§ Brief
Spot every line with the word "mismo" and return it.

** START Records shown **

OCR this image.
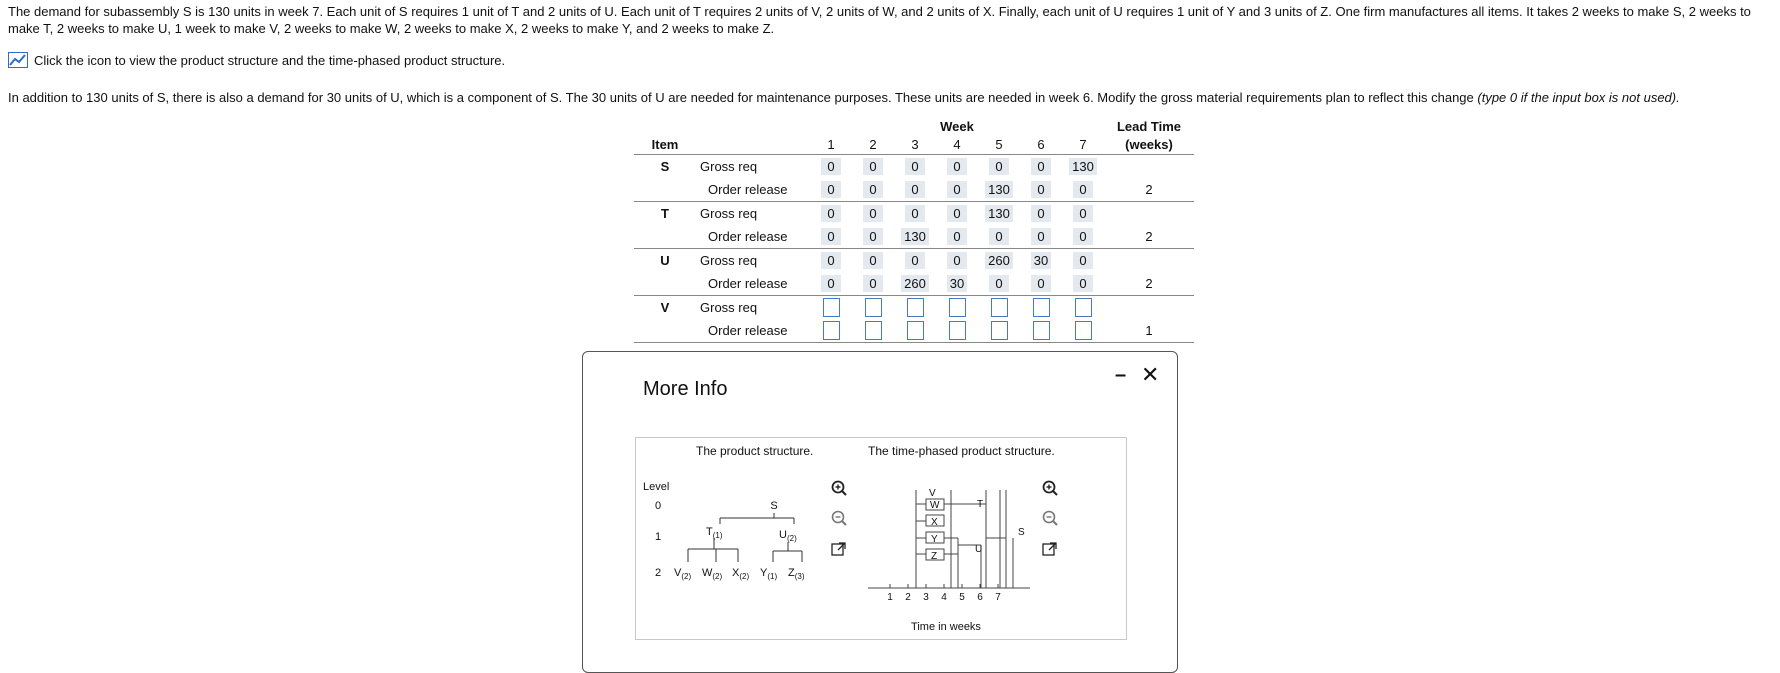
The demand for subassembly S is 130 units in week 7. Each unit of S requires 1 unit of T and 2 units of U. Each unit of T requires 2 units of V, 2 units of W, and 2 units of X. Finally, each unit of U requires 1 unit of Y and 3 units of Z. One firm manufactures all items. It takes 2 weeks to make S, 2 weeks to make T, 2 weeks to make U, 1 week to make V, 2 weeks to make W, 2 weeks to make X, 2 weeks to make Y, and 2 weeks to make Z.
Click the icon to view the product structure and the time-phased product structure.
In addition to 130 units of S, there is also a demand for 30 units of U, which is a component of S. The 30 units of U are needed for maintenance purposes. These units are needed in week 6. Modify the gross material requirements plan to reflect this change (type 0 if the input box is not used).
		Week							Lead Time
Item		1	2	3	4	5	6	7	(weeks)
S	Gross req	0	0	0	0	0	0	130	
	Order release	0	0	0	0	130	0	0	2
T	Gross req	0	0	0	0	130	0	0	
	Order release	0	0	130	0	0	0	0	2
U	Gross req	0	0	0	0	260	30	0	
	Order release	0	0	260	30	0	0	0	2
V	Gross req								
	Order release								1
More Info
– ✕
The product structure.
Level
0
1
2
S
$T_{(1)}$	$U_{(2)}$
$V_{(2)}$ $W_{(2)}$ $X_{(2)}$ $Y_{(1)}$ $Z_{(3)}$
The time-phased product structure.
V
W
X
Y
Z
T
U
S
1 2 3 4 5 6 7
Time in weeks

** END Records shown **
** START Records shown **

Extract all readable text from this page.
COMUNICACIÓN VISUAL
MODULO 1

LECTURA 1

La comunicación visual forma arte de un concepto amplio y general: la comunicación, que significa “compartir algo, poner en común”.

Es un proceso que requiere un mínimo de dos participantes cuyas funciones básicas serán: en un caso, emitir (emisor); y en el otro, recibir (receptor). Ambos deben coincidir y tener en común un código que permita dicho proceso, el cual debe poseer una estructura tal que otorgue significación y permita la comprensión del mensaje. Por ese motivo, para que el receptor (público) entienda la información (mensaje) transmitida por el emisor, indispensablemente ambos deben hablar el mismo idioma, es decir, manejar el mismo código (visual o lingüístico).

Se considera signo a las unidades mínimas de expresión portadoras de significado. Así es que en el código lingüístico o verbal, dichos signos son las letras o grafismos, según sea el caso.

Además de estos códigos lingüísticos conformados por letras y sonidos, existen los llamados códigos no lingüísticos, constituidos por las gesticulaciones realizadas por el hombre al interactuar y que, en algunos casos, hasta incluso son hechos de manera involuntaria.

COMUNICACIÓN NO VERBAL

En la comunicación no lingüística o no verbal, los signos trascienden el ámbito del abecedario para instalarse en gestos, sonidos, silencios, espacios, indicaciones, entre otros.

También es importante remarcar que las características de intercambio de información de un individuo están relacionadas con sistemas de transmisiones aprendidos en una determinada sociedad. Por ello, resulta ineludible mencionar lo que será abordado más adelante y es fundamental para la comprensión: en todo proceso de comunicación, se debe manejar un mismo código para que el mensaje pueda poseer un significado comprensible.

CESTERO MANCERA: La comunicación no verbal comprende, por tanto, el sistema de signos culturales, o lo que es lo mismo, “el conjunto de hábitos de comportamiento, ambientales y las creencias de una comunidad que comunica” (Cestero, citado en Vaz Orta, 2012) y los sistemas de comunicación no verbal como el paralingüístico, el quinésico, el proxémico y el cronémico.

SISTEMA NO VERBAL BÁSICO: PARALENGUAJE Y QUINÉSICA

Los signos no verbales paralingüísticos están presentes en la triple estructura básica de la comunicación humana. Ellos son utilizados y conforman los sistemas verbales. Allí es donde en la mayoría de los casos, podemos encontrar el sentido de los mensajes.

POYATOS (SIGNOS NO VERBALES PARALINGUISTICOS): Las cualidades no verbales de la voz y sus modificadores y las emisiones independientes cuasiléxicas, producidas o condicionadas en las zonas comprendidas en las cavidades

** END Records shown **
** START Records shown **

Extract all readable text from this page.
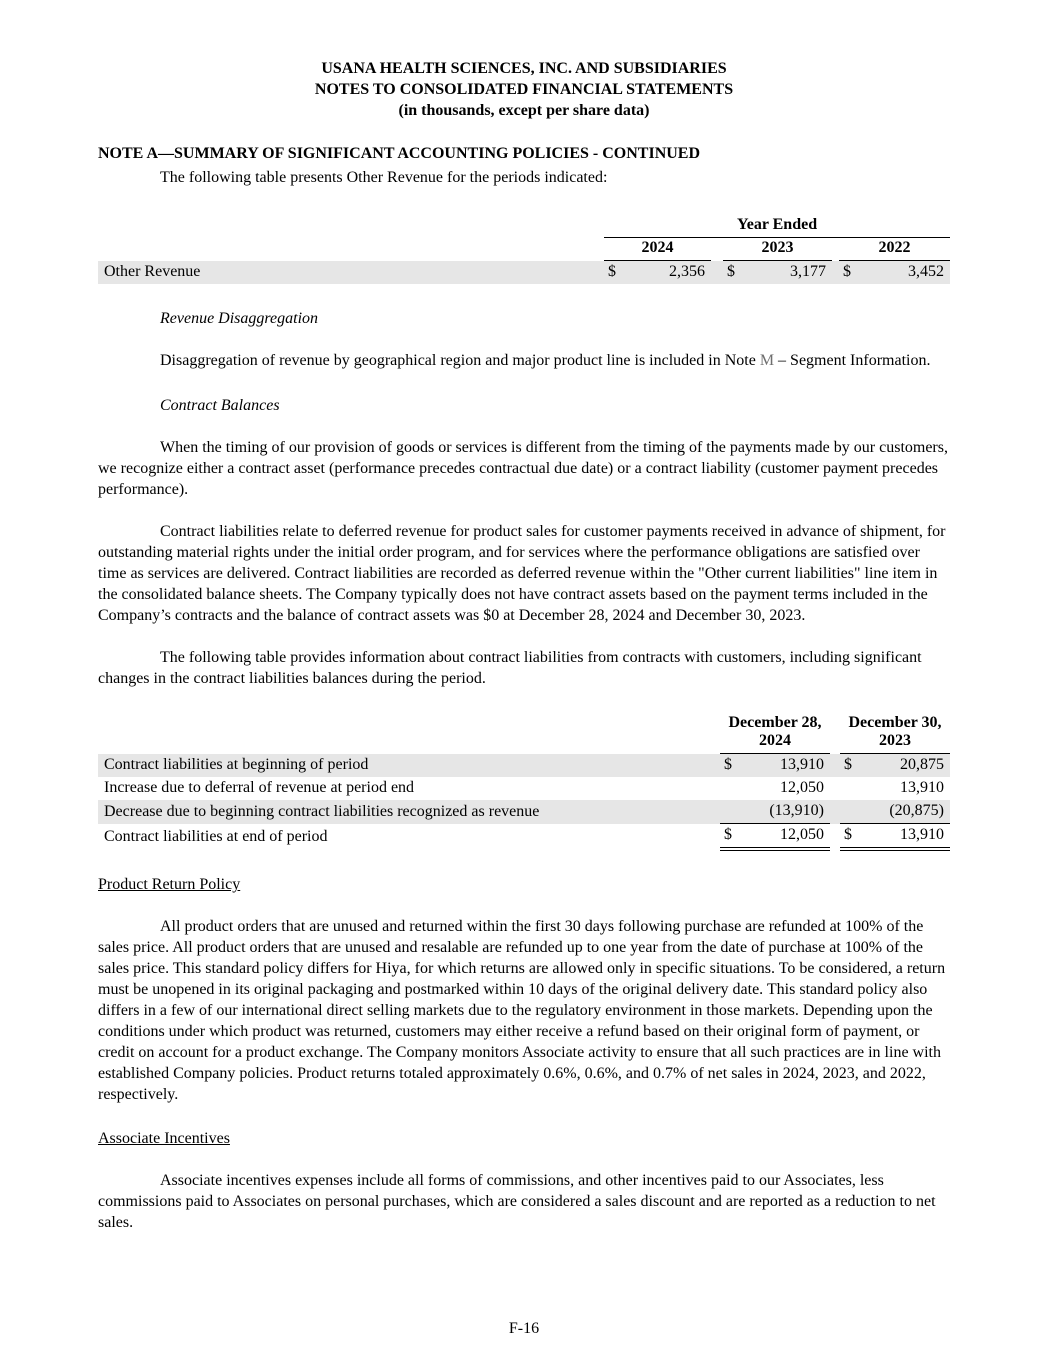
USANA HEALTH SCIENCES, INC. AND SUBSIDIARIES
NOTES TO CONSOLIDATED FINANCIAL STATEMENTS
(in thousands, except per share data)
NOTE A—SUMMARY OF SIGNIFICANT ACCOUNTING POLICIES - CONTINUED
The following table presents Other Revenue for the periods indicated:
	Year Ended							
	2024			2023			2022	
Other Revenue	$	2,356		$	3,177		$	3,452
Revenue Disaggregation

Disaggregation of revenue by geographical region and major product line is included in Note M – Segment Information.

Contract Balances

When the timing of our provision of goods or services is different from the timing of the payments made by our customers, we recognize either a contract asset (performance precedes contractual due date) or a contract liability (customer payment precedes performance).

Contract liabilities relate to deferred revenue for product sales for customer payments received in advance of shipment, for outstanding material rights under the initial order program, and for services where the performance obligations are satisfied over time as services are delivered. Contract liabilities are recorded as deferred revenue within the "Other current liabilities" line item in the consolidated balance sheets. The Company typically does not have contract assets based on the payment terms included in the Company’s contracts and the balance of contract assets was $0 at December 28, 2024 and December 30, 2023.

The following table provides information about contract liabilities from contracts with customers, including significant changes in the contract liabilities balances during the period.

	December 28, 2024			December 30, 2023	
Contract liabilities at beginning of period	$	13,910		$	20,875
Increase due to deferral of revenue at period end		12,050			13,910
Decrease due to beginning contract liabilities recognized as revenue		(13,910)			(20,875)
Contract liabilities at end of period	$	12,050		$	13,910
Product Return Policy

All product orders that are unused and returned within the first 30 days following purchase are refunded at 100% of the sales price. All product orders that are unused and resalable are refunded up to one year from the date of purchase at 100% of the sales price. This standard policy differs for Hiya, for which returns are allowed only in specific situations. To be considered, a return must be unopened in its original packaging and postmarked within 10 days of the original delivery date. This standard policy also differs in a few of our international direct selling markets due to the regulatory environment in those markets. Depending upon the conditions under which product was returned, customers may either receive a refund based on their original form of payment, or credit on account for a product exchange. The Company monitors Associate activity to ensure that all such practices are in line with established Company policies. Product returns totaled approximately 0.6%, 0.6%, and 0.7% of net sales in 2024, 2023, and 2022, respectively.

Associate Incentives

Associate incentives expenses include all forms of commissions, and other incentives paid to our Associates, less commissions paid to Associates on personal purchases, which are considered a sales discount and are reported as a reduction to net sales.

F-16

** END Records shown **

§ Output for this task
Es un proceso que requiere un mínimo de dos participantes cuyas funciones básicas serán: en un caso, emitir (emisor); y en el otro, recibir (receptor). Ambos deben coincidir y tener en común un código que permita dicho proceso, el cual debe poseer una estructura tal que otorgue significación y permita la comprensión del mensaje. Por ese motivo, para que el receptor (público) entienda la información (mensaje) transmitida por el emisor, indispensablemente ambos deben hablar el mismo idioma, es decir, manejar el mismo código (visual o lingüístico).
También es importante remarcar que las características de intercambio de información de un individuo están relacionadas con sistemas de transmisiones aprendidos en una determinada sociedad. Por ello, resulta ineludible mencionar lo que será abordado más adelante y es fundamental para la comprensión: en todo proceso de comunicación, se debe manejar un mismo código para que el mensaje pueda poseer un significado comprensible.
CESTERO MANCERA: La comunicación no verbal comprende, por tanto, el sistema de signos culturales, o lo que es lo mismo, “el conjunto de hábitos de comportamiento, ambientales y las creencias de una comunidad que comunica” (Cestero, citado en Vaz Orta, 2012) y los sistemas de comunicación no verbal como el paralingüístico, el quinésico, el proxémico y el cronémico.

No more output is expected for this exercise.